(Recorded data)
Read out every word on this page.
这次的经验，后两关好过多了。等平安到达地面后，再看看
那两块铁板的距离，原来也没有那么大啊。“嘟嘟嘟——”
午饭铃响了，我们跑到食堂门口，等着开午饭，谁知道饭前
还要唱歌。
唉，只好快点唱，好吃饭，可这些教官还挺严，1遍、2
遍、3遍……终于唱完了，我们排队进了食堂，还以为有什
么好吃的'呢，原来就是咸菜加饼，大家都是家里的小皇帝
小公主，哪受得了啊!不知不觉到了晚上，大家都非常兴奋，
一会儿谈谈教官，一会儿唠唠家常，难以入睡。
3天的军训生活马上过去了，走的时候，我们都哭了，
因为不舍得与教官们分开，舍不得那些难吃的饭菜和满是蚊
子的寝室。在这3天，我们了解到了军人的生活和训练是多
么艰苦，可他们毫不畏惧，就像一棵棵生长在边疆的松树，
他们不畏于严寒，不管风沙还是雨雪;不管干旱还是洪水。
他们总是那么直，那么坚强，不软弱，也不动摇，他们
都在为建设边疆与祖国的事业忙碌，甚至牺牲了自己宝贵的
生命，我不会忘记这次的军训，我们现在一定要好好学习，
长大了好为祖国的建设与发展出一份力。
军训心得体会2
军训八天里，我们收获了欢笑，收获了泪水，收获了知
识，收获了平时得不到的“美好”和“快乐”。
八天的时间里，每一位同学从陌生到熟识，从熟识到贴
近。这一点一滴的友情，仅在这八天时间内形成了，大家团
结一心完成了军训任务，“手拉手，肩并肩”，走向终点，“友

__GIVEN TASK__: Reproduce the data shown above exactly.

__ANSWER TO THIS TASK__:
Read out every word on this page.
这次的经验，后两关好过多了。等平安到达地面后，再看看
那两块铁板的距离，原来也没有那么大啊。“嘟嘟嘟——”
午饭铃响了，我们跑到食堂门口，等着开午饭，谁知道饭前
还要唱歌。
唉，只好快点唱，好吃饭，可这些教官还挺严，1遍、2
遍、3遍……终于唱完了，我们排队进了食堂，还以为有什
么好吃的'呢，原来就是咸菜加饼，大家都是家里的小皇帝
小公主，哪受得了啊!不知不觉到了晚上，大家都非常兴奋，
一会儿谈谈教官，一会儿唠唠家常，难以入睡。
3天的军训生活马上过去了，走的时候，我们都哭了，
因为不舍得与教官们分开，舍不得那些难吃的饭菜和满是蚊
子的寝室。在这3天，我们了解到了军人的生活和训练是多
么艰苦，可他们毫不畏惧，就像一棵棵生长在边疆的松树，
他们不畏于严寒，不管风沙还是雨雪;不管干旱还是洪水。
他们总是那么直，那么坚强，不软弱，也不动摇，他们
都在为建设边疆与祖国的事业忙碌，甚至牺牲了自己宝贵的
生命，我不会忘记这次的军训，我们现在一定要好好学习，
长大了好为祖国的建设与发展出一份力。
军训心得体会2
军训八天里，我们收获了欢笑，收获了泪水，收获了知
识，收获了平时得不到的“美好”和“快乐”。
八天的时间里，每一位同学从陌生到熟识，从熟识到贴
近。这一点一滴的友情，仅在这八天时间内形成了，大家团
结一心完成了军训任务，“手拉手，肩并肩”，走向终点，“友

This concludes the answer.